(GOAL): Pull each line holding "JSON" out of the entries below.

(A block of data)
--- begin ---

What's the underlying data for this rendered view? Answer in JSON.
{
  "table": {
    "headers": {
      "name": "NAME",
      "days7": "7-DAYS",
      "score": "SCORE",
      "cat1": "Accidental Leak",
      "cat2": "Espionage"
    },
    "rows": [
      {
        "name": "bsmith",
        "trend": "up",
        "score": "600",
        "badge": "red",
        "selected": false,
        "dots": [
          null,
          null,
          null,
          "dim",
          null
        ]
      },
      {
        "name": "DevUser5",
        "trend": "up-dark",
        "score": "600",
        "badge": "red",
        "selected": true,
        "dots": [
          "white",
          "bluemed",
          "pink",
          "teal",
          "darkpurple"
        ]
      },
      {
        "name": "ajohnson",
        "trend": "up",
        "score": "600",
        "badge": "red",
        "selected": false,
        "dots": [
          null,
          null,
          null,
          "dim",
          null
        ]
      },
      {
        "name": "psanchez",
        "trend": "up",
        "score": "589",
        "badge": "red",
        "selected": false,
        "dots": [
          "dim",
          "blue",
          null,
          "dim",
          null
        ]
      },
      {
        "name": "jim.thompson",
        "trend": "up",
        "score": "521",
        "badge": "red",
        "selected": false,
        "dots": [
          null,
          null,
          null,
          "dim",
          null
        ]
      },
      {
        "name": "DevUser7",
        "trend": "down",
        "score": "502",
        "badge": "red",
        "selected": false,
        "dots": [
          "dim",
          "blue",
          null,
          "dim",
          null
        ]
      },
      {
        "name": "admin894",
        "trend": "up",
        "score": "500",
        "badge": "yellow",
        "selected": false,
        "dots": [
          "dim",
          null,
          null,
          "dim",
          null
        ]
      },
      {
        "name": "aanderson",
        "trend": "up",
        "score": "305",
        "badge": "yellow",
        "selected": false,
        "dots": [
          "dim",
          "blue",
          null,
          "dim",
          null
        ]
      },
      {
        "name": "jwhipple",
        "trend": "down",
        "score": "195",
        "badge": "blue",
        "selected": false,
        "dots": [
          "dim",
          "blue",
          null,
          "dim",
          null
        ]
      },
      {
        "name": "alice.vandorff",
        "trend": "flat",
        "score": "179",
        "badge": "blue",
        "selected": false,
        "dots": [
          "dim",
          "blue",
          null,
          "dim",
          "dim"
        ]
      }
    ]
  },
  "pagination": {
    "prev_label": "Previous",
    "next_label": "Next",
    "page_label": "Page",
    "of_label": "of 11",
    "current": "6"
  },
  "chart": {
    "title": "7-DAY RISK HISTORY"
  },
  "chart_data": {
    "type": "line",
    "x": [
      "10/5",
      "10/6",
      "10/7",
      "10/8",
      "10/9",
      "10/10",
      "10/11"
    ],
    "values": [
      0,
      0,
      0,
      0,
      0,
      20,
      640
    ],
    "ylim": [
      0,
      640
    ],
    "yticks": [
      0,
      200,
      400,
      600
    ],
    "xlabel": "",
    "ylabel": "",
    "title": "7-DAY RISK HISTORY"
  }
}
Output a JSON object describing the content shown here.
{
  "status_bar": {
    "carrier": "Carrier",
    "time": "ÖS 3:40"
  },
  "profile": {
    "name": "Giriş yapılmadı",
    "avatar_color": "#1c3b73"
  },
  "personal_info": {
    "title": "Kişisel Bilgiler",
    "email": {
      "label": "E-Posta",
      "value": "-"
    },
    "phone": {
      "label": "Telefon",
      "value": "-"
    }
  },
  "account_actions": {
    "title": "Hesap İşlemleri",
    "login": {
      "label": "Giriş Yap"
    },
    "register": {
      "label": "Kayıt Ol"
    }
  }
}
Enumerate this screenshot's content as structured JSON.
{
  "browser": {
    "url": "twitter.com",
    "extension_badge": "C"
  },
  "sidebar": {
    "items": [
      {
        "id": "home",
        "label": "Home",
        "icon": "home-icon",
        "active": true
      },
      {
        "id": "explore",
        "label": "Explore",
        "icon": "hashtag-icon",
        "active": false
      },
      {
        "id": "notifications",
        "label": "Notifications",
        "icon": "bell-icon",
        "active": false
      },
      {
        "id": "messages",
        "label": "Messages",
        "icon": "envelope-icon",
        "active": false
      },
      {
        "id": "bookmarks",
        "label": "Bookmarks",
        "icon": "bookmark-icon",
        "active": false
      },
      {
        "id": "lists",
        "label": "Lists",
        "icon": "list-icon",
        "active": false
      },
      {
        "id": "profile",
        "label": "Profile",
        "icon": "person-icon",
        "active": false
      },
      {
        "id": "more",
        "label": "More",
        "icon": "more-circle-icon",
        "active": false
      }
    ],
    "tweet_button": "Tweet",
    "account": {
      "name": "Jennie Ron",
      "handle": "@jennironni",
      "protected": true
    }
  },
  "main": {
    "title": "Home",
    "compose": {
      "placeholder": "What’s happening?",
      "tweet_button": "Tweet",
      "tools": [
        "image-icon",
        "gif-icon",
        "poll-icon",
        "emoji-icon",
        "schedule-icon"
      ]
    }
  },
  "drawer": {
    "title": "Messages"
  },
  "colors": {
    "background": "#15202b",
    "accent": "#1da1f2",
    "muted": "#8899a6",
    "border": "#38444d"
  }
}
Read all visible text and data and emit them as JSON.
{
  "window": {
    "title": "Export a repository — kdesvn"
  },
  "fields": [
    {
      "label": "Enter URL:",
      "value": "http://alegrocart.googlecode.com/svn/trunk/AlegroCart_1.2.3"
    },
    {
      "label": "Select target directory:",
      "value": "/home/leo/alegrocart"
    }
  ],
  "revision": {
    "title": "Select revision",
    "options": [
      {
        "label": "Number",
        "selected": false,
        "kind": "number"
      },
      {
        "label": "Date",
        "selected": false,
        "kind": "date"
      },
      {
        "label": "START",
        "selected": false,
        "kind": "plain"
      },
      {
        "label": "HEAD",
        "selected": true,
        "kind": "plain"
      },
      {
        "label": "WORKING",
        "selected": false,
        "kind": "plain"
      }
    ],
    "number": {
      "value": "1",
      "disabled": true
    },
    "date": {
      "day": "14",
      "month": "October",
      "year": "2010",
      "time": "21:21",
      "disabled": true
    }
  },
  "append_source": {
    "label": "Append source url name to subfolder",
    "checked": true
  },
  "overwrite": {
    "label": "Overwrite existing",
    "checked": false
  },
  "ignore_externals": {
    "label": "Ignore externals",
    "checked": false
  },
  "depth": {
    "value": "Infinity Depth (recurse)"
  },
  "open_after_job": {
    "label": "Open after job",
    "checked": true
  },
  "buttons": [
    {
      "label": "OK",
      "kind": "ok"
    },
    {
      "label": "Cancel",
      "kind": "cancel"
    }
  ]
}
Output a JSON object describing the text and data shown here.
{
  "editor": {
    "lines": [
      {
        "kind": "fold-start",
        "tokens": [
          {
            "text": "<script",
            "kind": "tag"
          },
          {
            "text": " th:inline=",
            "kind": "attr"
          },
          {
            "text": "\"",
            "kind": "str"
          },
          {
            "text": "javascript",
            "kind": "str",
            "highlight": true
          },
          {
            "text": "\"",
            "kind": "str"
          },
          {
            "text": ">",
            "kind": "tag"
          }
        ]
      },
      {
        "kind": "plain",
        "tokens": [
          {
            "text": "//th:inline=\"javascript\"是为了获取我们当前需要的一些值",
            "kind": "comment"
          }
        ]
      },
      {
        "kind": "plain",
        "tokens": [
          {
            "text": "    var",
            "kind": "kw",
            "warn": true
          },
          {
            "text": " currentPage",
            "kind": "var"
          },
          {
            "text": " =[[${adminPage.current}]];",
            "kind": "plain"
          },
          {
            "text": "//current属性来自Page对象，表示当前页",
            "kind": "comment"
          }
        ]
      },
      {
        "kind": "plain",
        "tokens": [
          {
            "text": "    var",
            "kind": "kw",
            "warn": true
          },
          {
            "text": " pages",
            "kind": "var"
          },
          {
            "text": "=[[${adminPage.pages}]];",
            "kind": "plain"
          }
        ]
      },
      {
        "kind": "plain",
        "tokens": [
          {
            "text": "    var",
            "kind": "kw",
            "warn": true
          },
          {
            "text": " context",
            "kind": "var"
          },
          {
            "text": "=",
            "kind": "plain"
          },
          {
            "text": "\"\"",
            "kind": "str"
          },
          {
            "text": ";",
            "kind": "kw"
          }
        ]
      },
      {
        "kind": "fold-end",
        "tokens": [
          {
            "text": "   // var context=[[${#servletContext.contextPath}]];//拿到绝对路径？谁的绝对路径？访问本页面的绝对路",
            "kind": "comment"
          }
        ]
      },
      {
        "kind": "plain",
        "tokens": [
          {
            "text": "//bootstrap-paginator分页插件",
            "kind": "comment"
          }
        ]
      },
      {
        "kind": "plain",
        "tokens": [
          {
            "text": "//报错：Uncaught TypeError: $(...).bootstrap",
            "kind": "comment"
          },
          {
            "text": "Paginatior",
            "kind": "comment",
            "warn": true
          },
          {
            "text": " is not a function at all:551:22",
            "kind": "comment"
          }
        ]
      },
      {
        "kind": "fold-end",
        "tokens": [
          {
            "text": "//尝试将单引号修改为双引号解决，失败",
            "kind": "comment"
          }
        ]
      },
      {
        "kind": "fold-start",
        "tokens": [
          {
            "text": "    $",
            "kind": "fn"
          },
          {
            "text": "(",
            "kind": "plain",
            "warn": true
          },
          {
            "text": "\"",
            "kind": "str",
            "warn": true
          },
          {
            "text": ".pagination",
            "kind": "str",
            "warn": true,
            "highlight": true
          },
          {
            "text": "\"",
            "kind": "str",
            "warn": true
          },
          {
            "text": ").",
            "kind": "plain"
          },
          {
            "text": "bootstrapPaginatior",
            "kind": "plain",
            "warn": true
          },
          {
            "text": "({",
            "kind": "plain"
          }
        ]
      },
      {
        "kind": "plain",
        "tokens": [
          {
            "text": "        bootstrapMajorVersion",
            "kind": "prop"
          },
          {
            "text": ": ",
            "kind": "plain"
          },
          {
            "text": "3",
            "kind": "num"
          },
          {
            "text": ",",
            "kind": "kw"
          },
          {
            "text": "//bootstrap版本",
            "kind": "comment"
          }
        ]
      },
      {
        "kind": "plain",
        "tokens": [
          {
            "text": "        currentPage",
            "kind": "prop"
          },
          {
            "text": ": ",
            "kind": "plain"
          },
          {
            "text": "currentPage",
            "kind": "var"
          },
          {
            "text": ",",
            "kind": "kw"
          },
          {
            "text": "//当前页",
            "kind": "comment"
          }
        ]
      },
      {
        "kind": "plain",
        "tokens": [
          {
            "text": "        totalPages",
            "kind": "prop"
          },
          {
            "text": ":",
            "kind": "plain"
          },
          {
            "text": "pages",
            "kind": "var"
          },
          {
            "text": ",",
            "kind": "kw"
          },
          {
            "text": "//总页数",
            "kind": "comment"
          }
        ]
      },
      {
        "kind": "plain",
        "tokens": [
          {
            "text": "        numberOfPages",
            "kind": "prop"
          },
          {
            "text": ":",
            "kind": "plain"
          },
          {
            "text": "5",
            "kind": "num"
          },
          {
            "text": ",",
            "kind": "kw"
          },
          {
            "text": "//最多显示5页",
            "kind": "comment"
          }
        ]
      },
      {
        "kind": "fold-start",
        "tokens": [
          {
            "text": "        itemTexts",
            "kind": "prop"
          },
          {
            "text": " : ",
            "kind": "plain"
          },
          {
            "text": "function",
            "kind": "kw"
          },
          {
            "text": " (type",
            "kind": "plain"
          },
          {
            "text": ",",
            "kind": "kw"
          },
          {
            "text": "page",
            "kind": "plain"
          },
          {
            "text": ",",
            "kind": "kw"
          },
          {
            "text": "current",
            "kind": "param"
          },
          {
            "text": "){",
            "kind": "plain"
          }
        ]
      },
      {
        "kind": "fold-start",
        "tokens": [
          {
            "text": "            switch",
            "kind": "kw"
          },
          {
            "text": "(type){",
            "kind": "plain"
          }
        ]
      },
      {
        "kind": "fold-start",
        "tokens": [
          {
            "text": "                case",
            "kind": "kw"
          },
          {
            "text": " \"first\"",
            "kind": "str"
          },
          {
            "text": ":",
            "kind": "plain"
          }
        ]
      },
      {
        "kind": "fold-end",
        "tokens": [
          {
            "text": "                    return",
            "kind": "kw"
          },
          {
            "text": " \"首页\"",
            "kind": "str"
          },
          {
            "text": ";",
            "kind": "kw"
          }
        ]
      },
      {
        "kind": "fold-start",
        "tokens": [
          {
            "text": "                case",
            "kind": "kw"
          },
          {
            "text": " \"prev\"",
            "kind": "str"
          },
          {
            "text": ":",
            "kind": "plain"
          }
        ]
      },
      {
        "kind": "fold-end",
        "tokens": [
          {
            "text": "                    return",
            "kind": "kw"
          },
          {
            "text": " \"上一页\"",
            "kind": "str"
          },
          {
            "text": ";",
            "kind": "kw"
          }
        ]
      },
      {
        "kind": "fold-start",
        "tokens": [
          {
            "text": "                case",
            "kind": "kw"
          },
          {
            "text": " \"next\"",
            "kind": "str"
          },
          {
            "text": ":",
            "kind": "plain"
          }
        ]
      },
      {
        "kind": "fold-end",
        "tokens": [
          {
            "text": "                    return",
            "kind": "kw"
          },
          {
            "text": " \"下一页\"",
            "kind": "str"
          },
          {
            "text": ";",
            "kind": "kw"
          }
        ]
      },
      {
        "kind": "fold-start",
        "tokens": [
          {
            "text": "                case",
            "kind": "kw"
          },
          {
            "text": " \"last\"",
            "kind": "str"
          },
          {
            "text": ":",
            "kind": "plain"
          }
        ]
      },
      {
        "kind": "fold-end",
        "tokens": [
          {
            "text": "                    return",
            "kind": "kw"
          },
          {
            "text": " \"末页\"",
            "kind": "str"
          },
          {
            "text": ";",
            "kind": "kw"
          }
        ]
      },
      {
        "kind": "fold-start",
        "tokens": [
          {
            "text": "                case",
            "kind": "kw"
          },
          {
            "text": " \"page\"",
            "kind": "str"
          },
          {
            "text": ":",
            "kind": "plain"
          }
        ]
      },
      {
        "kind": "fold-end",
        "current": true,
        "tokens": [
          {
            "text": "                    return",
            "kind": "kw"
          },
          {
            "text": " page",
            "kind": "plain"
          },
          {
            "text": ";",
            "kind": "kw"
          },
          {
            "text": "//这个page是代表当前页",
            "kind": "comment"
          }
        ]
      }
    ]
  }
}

--- end ---

(TASK ANSWER):
What's the underlying data for this rendered view? Answer in JSON.
Output a JSON object describing the content shown here.
Enumerate this screenshot's content as structured JSON.
Read all visible text and data and emit them as JSON.
Output a JSON object describing the text and data shown here.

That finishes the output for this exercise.